▶ [Dataset records]
Start

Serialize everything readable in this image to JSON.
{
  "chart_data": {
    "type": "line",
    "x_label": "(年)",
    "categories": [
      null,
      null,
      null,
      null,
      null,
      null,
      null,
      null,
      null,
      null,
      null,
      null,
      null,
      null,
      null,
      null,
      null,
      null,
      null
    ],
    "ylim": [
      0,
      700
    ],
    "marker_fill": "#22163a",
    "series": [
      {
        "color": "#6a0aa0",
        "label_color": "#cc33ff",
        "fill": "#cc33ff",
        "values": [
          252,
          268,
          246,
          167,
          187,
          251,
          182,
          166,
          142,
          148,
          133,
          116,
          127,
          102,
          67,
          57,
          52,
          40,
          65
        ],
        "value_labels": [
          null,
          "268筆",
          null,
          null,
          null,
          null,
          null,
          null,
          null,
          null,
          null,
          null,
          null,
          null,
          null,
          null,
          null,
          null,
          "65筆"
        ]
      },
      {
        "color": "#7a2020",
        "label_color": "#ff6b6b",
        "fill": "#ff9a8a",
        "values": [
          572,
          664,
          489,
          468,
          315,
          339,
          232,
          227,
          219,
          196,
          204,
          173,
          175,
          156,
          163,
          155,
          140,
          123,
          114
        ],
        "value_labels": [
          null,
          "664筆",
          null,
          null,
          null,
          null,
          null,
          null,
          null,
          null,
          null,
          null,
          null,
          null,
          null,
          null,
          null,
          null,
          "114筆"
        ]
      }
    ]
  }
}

End

▶ [What is required]
Reproduce the records word for word.

▶ [Correct answer]
Serialize everything readable in this image to JSON.
{
  "chart_data": {
    "type": "line",
    "x_label": "(年)",
    "categories": [
      null,
      null,
      null,
      null,
      null,
      null,
      null,
      null,
      null,
      null,
      null,
      null,
      null,
      null,
      null,
      null,
      null,
      null,
      null
    ],
    "ylim": [
      0,
      700
    ],
    "marker_fill": "#22163a",
    "series": [
      {
        "color": "#6a0aa0",
        "label_color": "#cc33ff",
        "fill": "#cc33ff",
        "values": [
          252,
          268,
          246,
          167,
          187,
          251,
          182,
          166,
          142,
          148,
          133,
          116,
          127,
          102,
          67,
          57,
          52,
          40,
          65
        ],
        "value_labels": [
          null,
          "268筆",
          null,
          null,
          null,
          null,
          null,
          null,
          null,
          null,
          null,
          null,
          null,
          null,
          null,
          null,
          null,
          null,
          "65筆"
        ]
      },
      {
        "color": "#7a2020",
        "label_color": "#ff6b6b",
        "fill": "#ff9a8a",
        "values": [
          572,
          664,
          489,
          468,
          315,
          339,
          232,
          227,
          219,
          196,
          204,
          173,
          175,
          156,
          163,
          155,
          140,
          123,
          114
        ],
        "value_labels": [
          null,
          "664筆",
          null,
          null,
          null,
          null,
          null,
          null,
          null,
          null,
          null,
          null,
          null,
          null,
          null,
          null,
          null,
          null,
          "114筆"
        ]
      }
    ]
  }
}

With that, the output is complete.